> Stated task
All the data should be repeated exactly. Any image in it is left out.

====== Input ======

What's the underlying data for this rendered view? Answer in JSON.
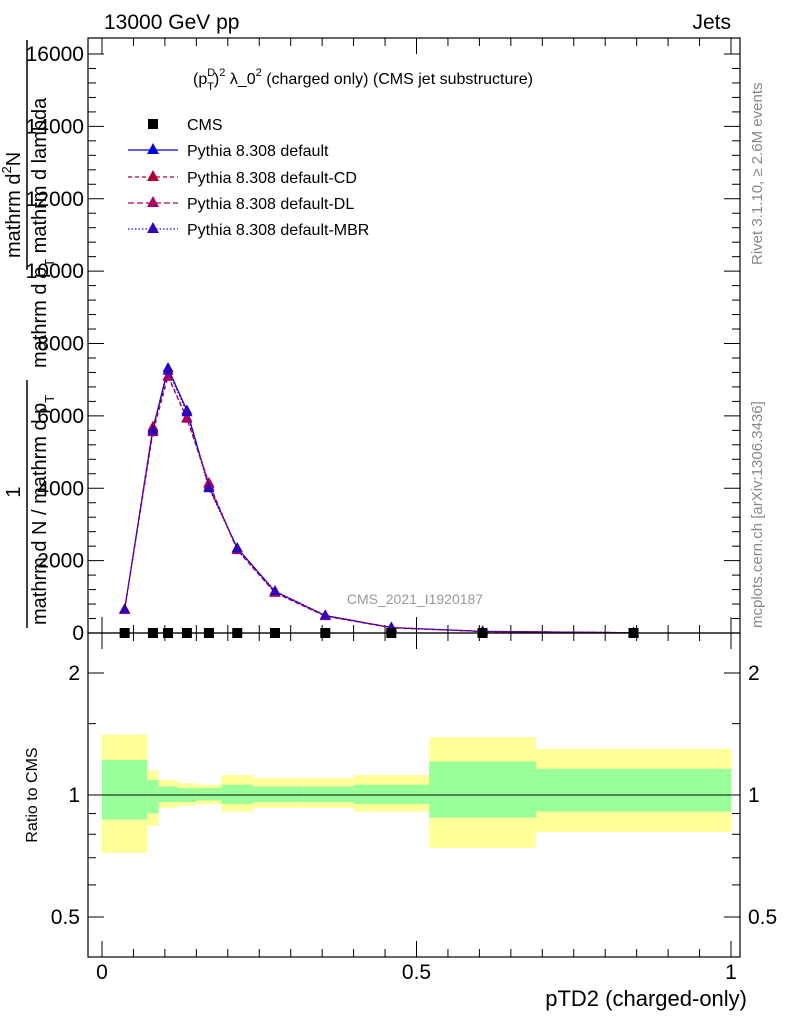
{
  "header": {
    "left": "13000 GeV pp",
    "right": "Jets"
  },
  "side": {
    "rivet": "Rivet 3.1.10, ≥ 2.6M events",
    "mcplots": "mcplots.cern.ch [arXiv:1306.3436]"
  },
  "watermark": "CMS_2021_I1920187",
  "colors": {
    "cms": "#000000",
    "default": "#0000dd",
    "cd": "#aa0033",
    "dl": "#aa0066",
    "mbr": "#3300bb",
    "band_outer": "#ffff99",
    "band_inner": "#99ff99"
  },
  "chart_data": {
    "type": "line",
    "title": "(p_T^D)^2 λ_0^2 (charged only) (CMS jet substructure)",
    "title_parts": {
      "p": "(p",
      "sup_d": "D",
      "sub_t": "T",
      "close": ")",
      "sup_2": "2",
      "lambda": " λ_0",
      "sup_2b": "2",
      "rest": " (charged only) (CMS jet substructure)"
    },
    "xlabel": "pTD2 (charged-only)",
    "ylabel_parts": {
      "one": "1",
      "den": "mathrm d N / mathrm d p",
      "den_sub": "T",
      "num2": "mathrm d",
      "num2_sup": "2",
      "num2_rest": "N",
      "den2": "mathrm d p",
      "den2_sub": "T",
      "den2_rest": " mathrm d lambda"
    },
    "ratio_ylabel": "Ratio to CMS",
    "xlim": [
      0,
      1
    ],
    "ylim": [
      0,
      16000
    ],
    "ratio_ylim": [
      0.4,
      2.2
    ],
    "x_ticks": [
      {
        "v": 0,
        "label": "0"
      },
      {
        "v": 0.5,
        "label": "0.5"
      },
      {
        "v": 1,
        "label": "1"
      }
    ],
    "y_ticks": [
      {
        "v": 0,
        "label": "0"
      },
      {
        "v": 2000,
        "label": "2000"
      },
      {
        "v": 4000,
        "label": "4000"
      },
      {
        "v": 6000,
        "label": "6000"
      },
      {
        "v": 8000,
        "label": "8000"
      },
      {
        "v": 10000,
        "label": "10000"
      },
      {
        "v": 12000,
        "label": "12000"
      },
      {
        "v": 14000,
        "label": "14000"
      },
      {
        "v": 16000,
        "label": "16000"
      }
    ],
    "ratio_ticks": [
      {
        "v": 0.5,
        "label": "0.5"
      },
      {
        "v": 1,
        "label": "1"
      },
      {
        "v": 2,
        "label": "2"
      }
    ],
    "bin_edges": [
      0,
      0.072,
      0.09,
      0.12,
      0.15,
      0.19,
      0.24,
      0.32,
      0.4,
      0.52,
      0.69,
      1.0
    ],
    "x": [
      0.036,
      0.081,
      0.105,
      0.135,
      0.17,
      0.215,
      0.275,
      0.355,
      0.46,
      0.605,
      0.845
    ],
    "cms_values": [
      0,
      0,
      0,
      0,
      0,
      0,
      0,
      0,
      0,
      0,
      0
    ],
    "series": [
      {
        "name": "Pythia 8.308 default",
        "style": "solid",
        "color_key": "default",
        "values": [
          650,
          5650,
          7320,
          6150,
          4050,
          2350,
          1150,
          480,
          150,
          45,
          8
        ]
      },
      {
        "name": "Pythia 8.308 default-CD",
        "style": "dashed",
        "color_key": "cd",
        "values": [
          640,
          5700,
          7100,
          5950,
          4150,
          2300,
          1120,
          470,
          145,
          42,
          8
        ]
      },
      {
        "name": "Pythia 8.308 default-DL",
        "style": "dashed",
        "color_key": "dl",
        "values": [
          635,
          5550,
          7080,
          5920,
          4120,
          2290,
          1110,
          465,
          142,
          41,
          8
        ]
      },
      {
        "name": "Pythia 8.308 default-MBR",
        "style": "dotted",
        "color_key": "mbr",
        "values": [
          660,
          5600,
          7250,
          6100,
          4000,
          2340,
          1160,
          490,
          152,
          46,
          9
        ]
      }
    ],
    "legend_cms": "CMS",
    "ratio_bands": {
      "outer_lo": [
        0.72,
        0.84,
        0.93,
        0.94,
        0.95,
        0.91,
        0.93,
        0.93,
        0.91,
        0.74,
        0.81
      ],
      "outer_hi": [
        1.41,
        1.15,
        1.09,
        1.07,
        1.06,
        1.12,
        1.1,
        1.1,
        1.12,
        1.39,
        1.3
      ],
      "inner_lo": [
        0.87,
        0.9,
        0.96,
        0.96,
        0.97,
        0.95,
        0.96,
        0.96,
        0.95,
        0.88,
        0.91
      ],
      "inner_hi": [
        1.22,
        1.09,
        1.05,
        1.04,
        1.04,
        1.06,
        1.05,
        1.05,
        1.06,
        1.21,
        1.16
      ]
    }
  }
}
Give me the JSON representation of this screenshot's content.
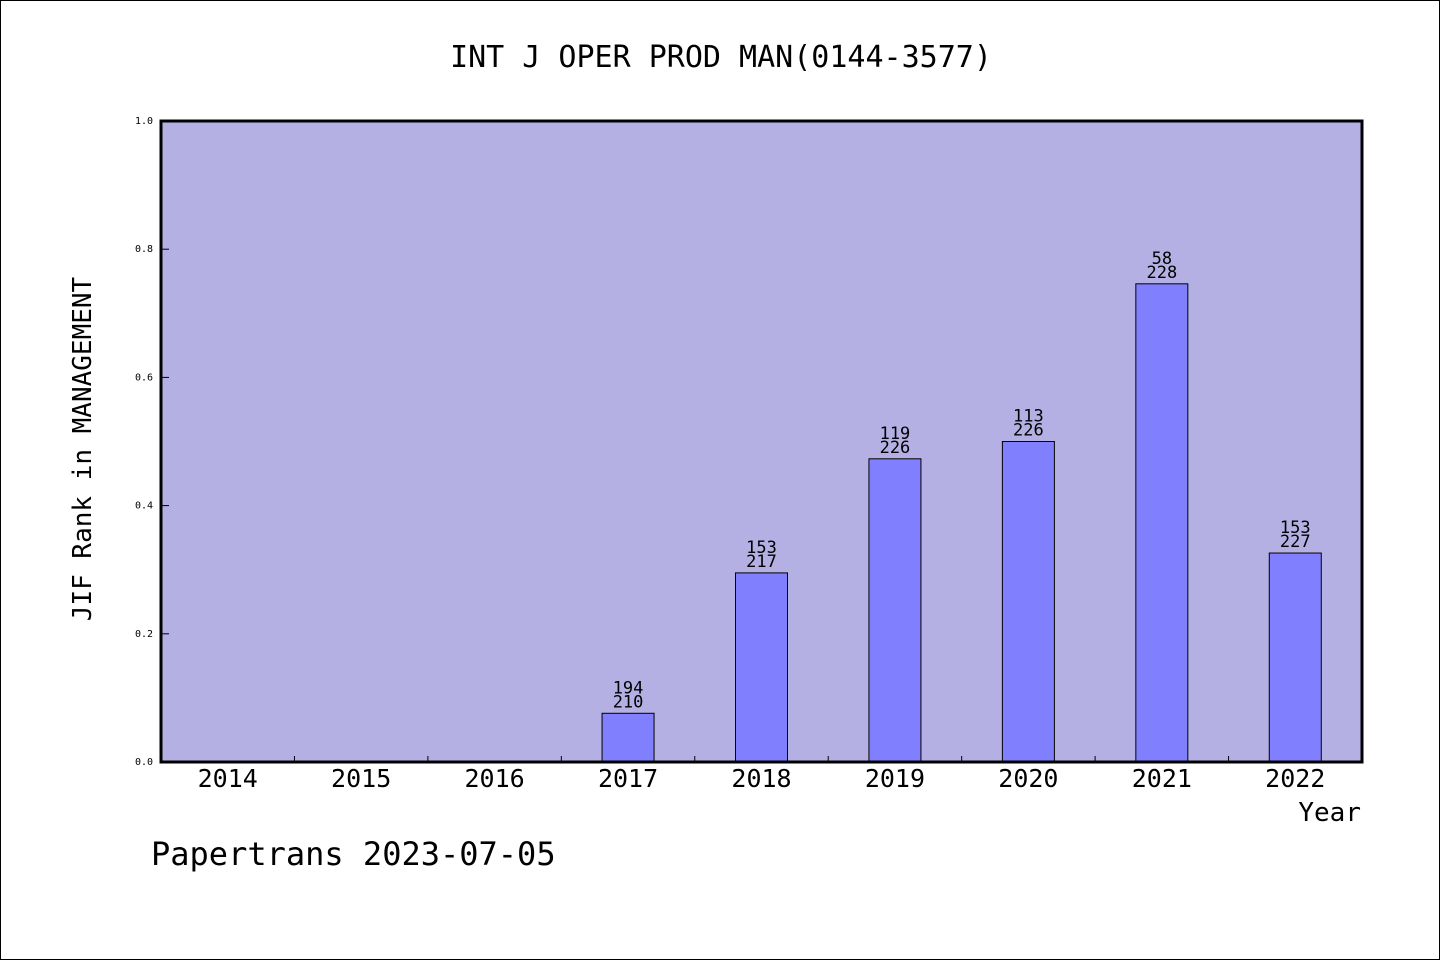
{
  "chart_data": {
    "type": "bar",
    "title": "INT J OPER PROD MAN(0144-3577)",
    "xlabel": "Year",
    "ylabel": "JIF Rank in MANAGEMENT",
    "categories": [
      "2014",
      "2015",
      "2016",
      "2017",
      "2018",
      "2019",
      "2020",
      "2021",
      "2022"
    ],
    "values": [
      null,
      null,
      null,
      0.076,
      0.295,
      0.473,
      0.5,
      0.746,
      0.326
    ],
    "rank_labels": [
      null,
      null,
      null,
      {
        "rank": "194",
        "total": "210"
      },
      {
        "rank": "153",
        "total": "217"
      },
      {
        "rank": "119",
        "total": "226"
      },
      {
        "rank": "113",
        "total": "226"
      },
      {
        "rank": "58",
        "total": "228"
      },
      {
        "rank": "153",
        "total": "227"
      }
    ],
    "ylim": [
      0,
      1.0
    ],
    "yticks": [
      "0.0",
      "0.2",
      "0.4",
      "0.6",
      "0.8",
      "1.0"
    ],
    "grid": false,
    "legend": "none",
    "footer": "Papertrans 2023-07-05",
    "colors": {
      "plot_background": "#b5b0e3",
      "bar_fill": "#8080ff",
      "bar_stroke": "#000000",
      "axis": "#000000"
    }
  }
}
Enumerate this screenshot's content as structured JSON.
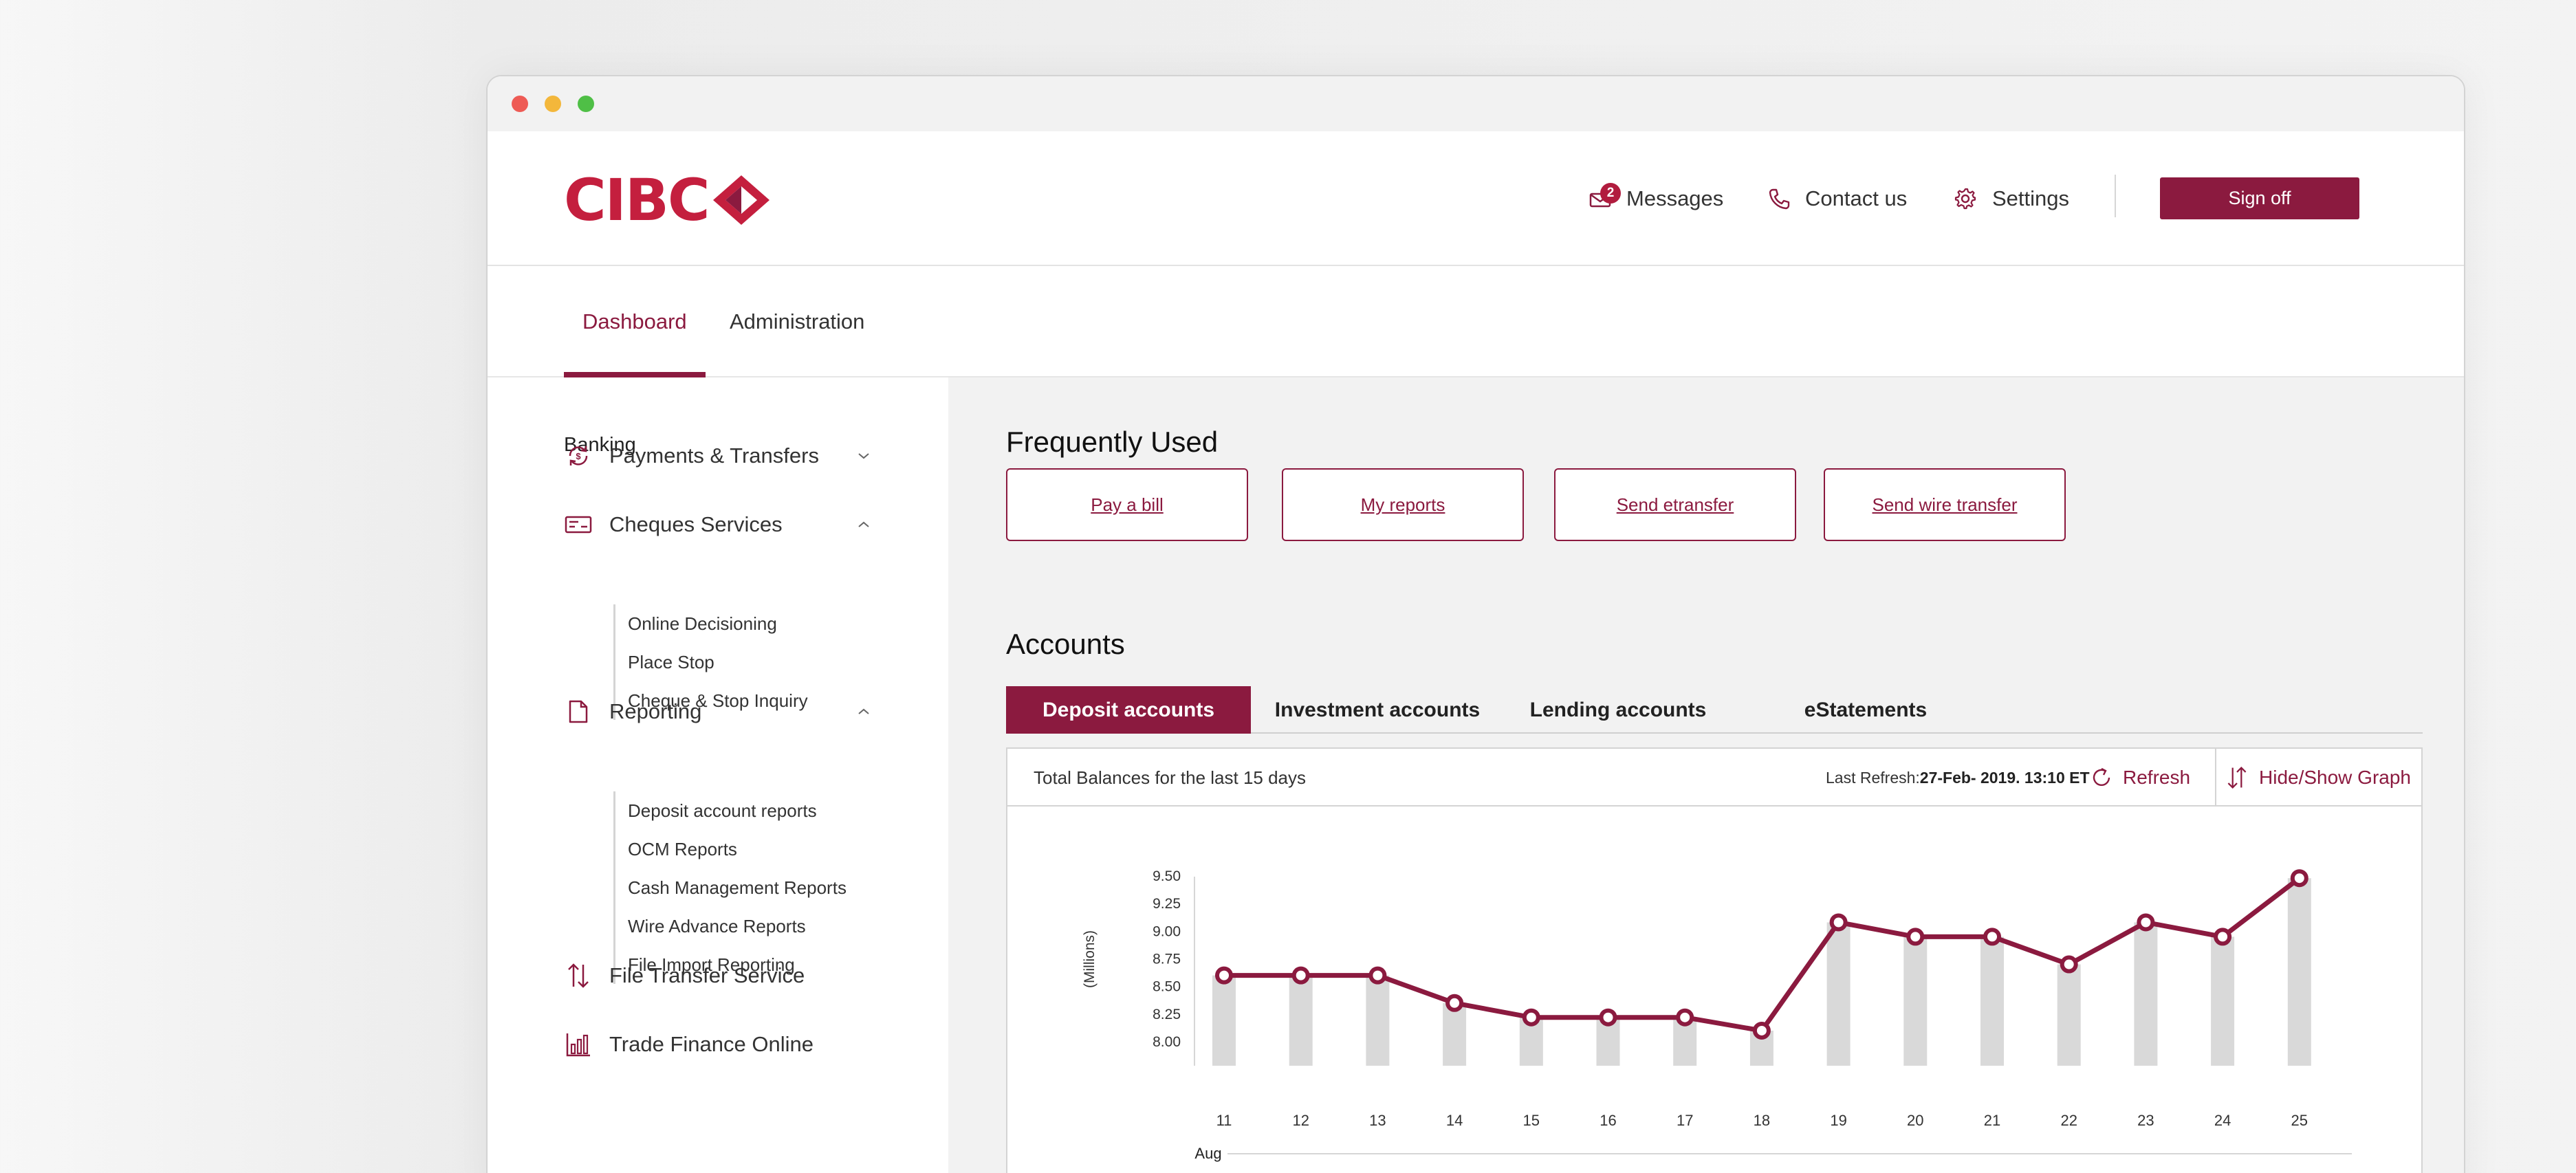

======

> Task solution
What's the underlying data for this rendered view? Answer in JSON.
{
  "header": {
    "left": "13000 GeV pp",
    "right": "Jets"
  },
  "side": {
    "rivet": "Rivet 3.1.10, ≥ 2.6M events",
    "mcplots": "mcplots.cern.ch [arXiv:1306.3436]"
  },
  "watermark": "CMS_2021_I1920187",
  "colors": {
    "cms": "#000000",
    "default": "#0000dd",
    "cd": "#aa0033",
    "dl": "#aa0066",
    "mbr": "#3300bb",
    "band_outer": "#ffff99",
    "band_inner": "#99ff99"
  },
  "chart_data": {
    "type": "line",
    "title": "(p_T^D)^2 λ_0^2 (charged only) (CMS jet substructure)",
    "title_parts": {
      "p": "(p",
      "sup_d": "D",
      "sub_t": "T",
      "close": ")",
      "sup_2": "2",
      "lambda": " λ_0",
      "sup_2b": "2",
      "rest": " (charged only) (CMS jet substructure)"
    },
    "xlabel": "pTD2 (charged-only)",
    "ylabel_parts": {
      "one": "1",
      "den": "mathrm d N / mathrm d p",
      "den_sub": "T",
      "num2": "mathrm d",
      "num2_sup": "2",
      "num2_rest": "N",
      "den2": "mathrm d p",
      "den2_sub": "T",
      "den2_rest": " mathrm d lambda"
    },
    "ratio_ylabel": "Ratio to CMS",
    "xlim": [
      0,
      1
    ],
    "ylim": [
      0,
      16000
    ],
    "ratio_ylim": [
      0.4,
      2.2
    ],
    "x_ticks": [
      {
        "v": 0,
        "label": "0"
      },
      {
        "v": 0.5,
        "label": "0.5"
      },
      {
        "v": 1,
        "label": "1"
      }
    ],
    "y_ticks": [
      {
        "v": 0,
        "label": "0"
      },
      {
        "v": 2000,
        "label": "2000"
      },
      {
        "v": 4000,
        "label": "4000"
      },
      {
        "v": 6000,
        "label": "6000"
      },
      {
        "v": 8000,
        "label": "8000"
      },
      {
        "v": 10000,
        "label": "10000"
      },
      {
        "v": 12000,
        "label": "12000"
      },
      {
        "v": 14000,
        "label": "14000"
      },
      {
        "v": 16000,
        "label": "16000"
      }
    ],
    "ratio_ticks": [
      {
        "v": 0.5,
        "label": "0.5"
      },
      {
        "v": 1,
        "label": "1"
      },
      {
        "v": 2,
        "label": "2"
      }
    ],
    "bin_edges": [
      0,
      0.072,
      0.09,
      0.12,
      0.15,
      0.19,
      0.24,
      0.32,
      0.4,
      0.52,
      0.69,
      1.0
    ],
    "x": [
      0.036,
      0.081,
      0.105,
      0.135,
      0.17,
      0.215,
      0.275,
      0.355,
      0.46,
      0.605,
      0.845
    ],
    "cms_values": [
      0,
      0,
      0,
      0,
      0,
      0,
      0,
      0,
      0,
      0,
      0
    ],
    "series": [
      {
        "name": "Pythia 8.308 default",
        "style": "solid",
        "color_key": "default",
        "values": [
          650,
          5650,
          7320,
          6150,
          4050,
          2350,
          1150,
          480,
          150,
          45,
          8
        ]
      },
      {
        "name": "Pythia 8.308 default-CD",
        "style": "dashed",
        "color_key": "cd",
        "values": [
          640,
          5700,
          7100,
          5950,
          4150,
          2300,
          1120,
          470,
          145,
          42,
          8
        ]
      },
      {
        "name": "Pythia 8.308 default-DL",
        "style": "dashed",
        "color_key": "dl",
        "values": [
          635,
          5550,
          7080,
          5920,
          4120,
          2290,
          1110,
          465,
          142,
          41,
          8
        ]
      },
      {
        "name": "Pythia 8.308 default-MBR",
        "style": "dotted",
        "color_key": "mbr",
        "values": [
          660,
          5600,
          7250,
          6100,
          4000,
          2340,
          1160,
          490,
          152,
          46,
          9
        ]
      }
    ],
    "legend_cms": "CMS",
    "ratio_bands": {
      "outer_lo": [
        0.72,
        0.84,
        0.93,
        0.94,
        0.95,
        0.91,
        0.93,
        0.93,
        0.91,
        0.74,
        0.81
      ],
      "outer_hi": [
        1.41,
        1.15,
        1.09,
        1.07,
        1.06,
        1.12,
        1.1,
        1.1,
        1.12,
        1.39,
        1.3
      ],
      "inner_lo": [
        0.87,
        0.9,
        0.96,
        0.96,
        0.97,
        0.95,
        0.96,
        0.96,
        0.95,
        0.88,
        0.91
      ],
      "inner_hi": [
        1.22,
        1.09,
        1.05,
        1.04,
        1.04,
        1.06,
        1.05,
        1.05,
        1.06,
        1.21,
        1.16
      ]
    }
  }
}
Give me the JSON representation of this screenshot's content.
{
  "chart_data": {
    "type": "bar",
    "title": "INT J OPER PROD MAN(0144-3577)",
    "xlabel": "Year",
    "ylabel": "JIF Rank in MANAGEMENT",
    "categories": [
      "2014",
      "2015",
      "2016",
      "2017",
      "2018",
      "2019",
      "2020",
      "2021",
      "2022"
    ],
    "values": [
      null,
      null,
      null,
      0.076,
      0.295,
      0.473,
      0.5,
      0.746,
      0.326
    ],
    "rank_labels": [
      null,
      null,
      null,
      {
        "rank": "194",
        "total": "210"
      },
      {
        "rank": "153",
        "total": "217"
      },
      {
        "rank": "119",
        "total": "226"
      },
      {
        "rank": "113",
        "total": "226"
      },
      {
        "rank": "58",
        "total": "228"
      },
      {
        "rank": "153",
        "total": "227"
      }
    ],
    "ylim": [
      0,
      1.0
    ],
    "yticks": [
      "0.0",
      "0.2",
      "0.4",
      "0.6",
      "0.8",
      "1.0"
    ],
    "grid": false,
    "legend": "none",
    "footer": "Papertrans 2023-07-05",
    "colors": {
      "plot_background": "#b5b0e3",
      "bar_fill": "#8080ff",
      "bar_stroke": "#000000",
      "axis": "#000000"
    }
  }
}
Enumerate this screenshot's content as structured JSON.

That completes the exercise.